-- Start --
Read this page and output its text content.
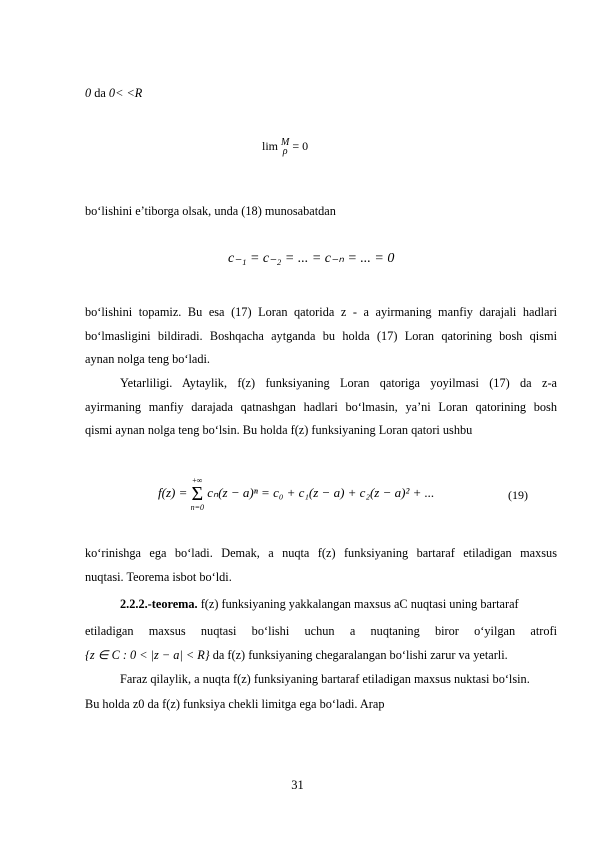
0 da 0< <R
lim M
ρ = 0
bo‘lishini e’tiborga olsak, unda (18) munosabatdan
c₋₁ = c₋₂ = ... = c₋ₙ = ... = 0
bo‘lishini topamiz. Bu esa (17) Loran qatorida z - a ayirmaning manfiy darajali hadlari
bo‘lmasligini bildiradi. Boshqacha aytganda bu holda (17) Loran qatorining bosh qismi
aynan nolga teng bo‘ladi.
Yetarliligi. Aytaylik, f(z) funksiyaning Loran qatoriga yoyilmasi (17) da z-a
ayirmaning manfiy darajada qatnashgan hadlari bo‘lmasin, ya’ni Loran qatorining bosh
qismi aynan nolga teng bo‘lsin. Bu holda f(z) funksiyaning Loran qatori ushbu
f(z) =
+∞
Σ
n=0
cₙ(z − a)ⁿ = c₀ + c₁(z − a) + c₂(z − a)² + ...	(19)
ko‘rinishga ega bo‘ladi. Demak, a nuqta f(z) funksiyaning bartaraf etiladigan maxsus
nuqtasi. Teorema isbot bo‘ldi.
2.2.2.-teorema. f(z) funksiyaning yakkalangan maxsus aC nuqtasi uning bartaraf
etiladigan maxsus nuqtasi bo‘lishi uchun a nuqtaning biror o‘yilgan atrofi
{z ∈ C : 0 < |z − a| < R} da f(z) funksiyaning chegaralangan bo‘lishi zarur va yetarli.
Faraz qilaylik, a nuqta f(z) funksiyaning bartaraf etiladigan maxsus nuktasi bo‘lsin.
Bu holda z0 da f(z) funksiya chekli limitga ega bo‘ladi. Arap
31
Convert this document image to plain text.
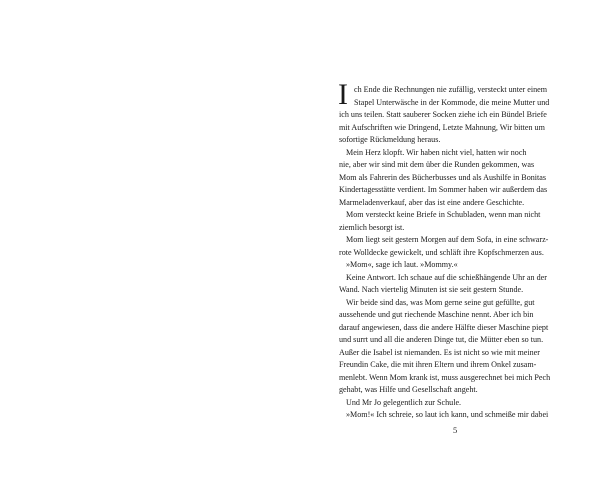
I ch Ende die Rechnungen nie zufällig, versteckt unter einem
Stapel Unterwäsche in der Kommode, die meine Mutter und
ich uns teilen. Statt sauberer Socken ziehe ich ein Bündel Briefe
mit Aufschriften wie Dringend, Letzte Mahnung, Wir bitten um
sofortige Rückmeldung heraus.
Mein Herz klopft. Wir haben nicht viel, hatten wir noch
nie, aber wir sind mit dem über die Runden gekommen, was
Mom als Fahrerin des Bücherbusses und als Aushilfe in Bonitas
Kindertagesstätte verdient. Im Sommer haben wir außerdem das
Marmeladenverkauf, aber das ist eine andere Geschichte.
Mom versteckt keine Briefe in Schubladen, wenn man nicht
ziemlich besorgt ist.
Mom liegt seit gestern Morgen auf dem Sofa, in eine schwarz-
rote Wolldecke gewickelt, und schläft ihre Kopfschmerzen aus.
»Mom«, sage ich laut. »Mommy.«
Keine Antwort. Ich schaue auf die schießhängende Uhr an der
Wand. Nach viertelig Minuten ist sie seit gestern Stunde.
Wir beide sind das, was Mom gerne seine gut gefüllte, gut
aussehende und gut riechende Maschine nennt. Aber ich bin
darauf angewiesen, dass die andere Hälfte dieser Maschine piept
und surrt und all die anderen Dinge tut, die Mütter eben so tun.
Außer die Isabel ist niemanden. Es ist nicht so wie mit meiner
Freundin Cake, die mit ihren Eltern und ihrem Onkel zusam-
menlebt. Wenn Mom krank ist, muss ausgerechnet bei mich Pech
gehabt, was Hilfe und Gesellschaft angeht.
Und Mr Jo gelegentlich zur Schule.
»Mom!« Ich schreie, so laut ich kann, und schmeiße mir dabei
5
-- End --
**What is asked**
Give every line back word for word and leave the pictures out.

**Correct answer**
Read this page and output its text content.
0 da 0< <R
lim M
ρ = 0
bo‘lishini e’tiborga olsak, unda (18) munosabatdan
c₋₁ = c₋₂ = ... = c₋ₙ = ... = 0
bo‘lishini topamiz. Bu esa (17) Loran qatorida z - a ayirmaning manfiy darajali hadlari
bo‘lmasligini bildiradi. Boshqacha aytganda bu holda (17) Loran qatorining bosh qismi
aynan nolga teng bo‘ladi.
Yetarliligi. Aytaylik, f(z) funksiyaning Loran qatoriga yoyilmasi (17) da z-a
ayirmaning manfiy darajada qatnashgan hadlari bo‘lmasin, ya’ni Loran qatorining bosh
qismi aynan nolga teng bo‘lsin. Bu holda f(z) funksiyaning Loran qatori ushbu
f(z) =
+∞
Σ
n=0
cₙ(z − a)ⁿ = c₀ + c₁(z − a) + c₂(z − a)² + ...	(19)
ko‘rinishga ega bo‘ladi. Demak, a nuqta f(z) funksiyaning bartaraf etiladigan maxsus
nuqtasi. Teorema isbot bo‘ldi.
2.2.2.-teorema. f(z) funksiyaning yakkalangan maxsus aC nuqtasi uning bartaraf
etiladigan maxsus nuqtasi bo‘lishi uchun a nuqtaning biror o‘yilgan atrofi
{z ∈ C : 0 < |z − a| < R} da f(z) funksiyaning chegaralangan bo‘lishi zarur va yetarli.
Faraz qilaylik, a nuqta f(z) funksiyaning bartaraf etiladigan maxsus nuktasi bo‘lsin.
Bu holda z0 da f(z) funksiya chekli limitga ega bo‘ladi. Arap
31
Convert this document image to plain text.
I ch Ende die Rechnungen nie zufällig, versteckt unter einem
Stapel Unterwäsche in der Kommode, die meine Mutter und
ich uns teilen. Statt sauberer Socken ziehe ich ein Bündel Briefe
mit Aufschriften wie Dringend, Letzte Mahnung, Wir bitten um
sofortige Rückmeldung heraus.
Mein Herz klopft. Wir haben nicht viel, hatten wir noch
nie, aber wir sind mit dem über die Runden gekommen, was
Mom als Fahrerin des Bücherbusses und als Aushilfe in Bonitas
Kindertagesstätte verdient. Im Sommer haben wir außerdem das
Marmeladenverkauf, aber das ist eine andere Geschichte.
Mom versteckt keine Briefe in Schubladen, wenn man nicht
ziemlich besorgt ist.
Mom liegt seit gestern Morgen auf dem Sofa, in eine schwarz-
rote Wolldecke gewickelt, und schläft ihre Kopfschmerzen aus.
»Mom«, sage ich laut. »Mommy.«
Keine Antwort. Ich schaue auf die schießhängende Uhr an der
Wand. Nach viertelig Minuten ist sie seit gestern Stunde.
Wir beide sind das, was Mom gerne seine gut gefüllte, gut
aussehende und gut riechende Maschine nennt. Aber ich bin
darauf angewiesen, dass die andere Hälfte dieser Maschine piept
und surrt und all die anderen Dinge tut, die Mütter eben so tun.
Außer die Isabel ist niemanden. Es ist nicht so wie mit meiner
Freundin Cake, die mit ihren Eltern und ihrem Onkel zusam-
menlebt. Wenn Mom krank ist, muss ausgerechnet bei mich Pech
gehabt, was Hilfe und Gesellschaft angeht.
Und Mr Jo gelegentlich zur Schule.
»Mom!« Ich schreie, so laut ich kann, und schmeiße mir dabei
5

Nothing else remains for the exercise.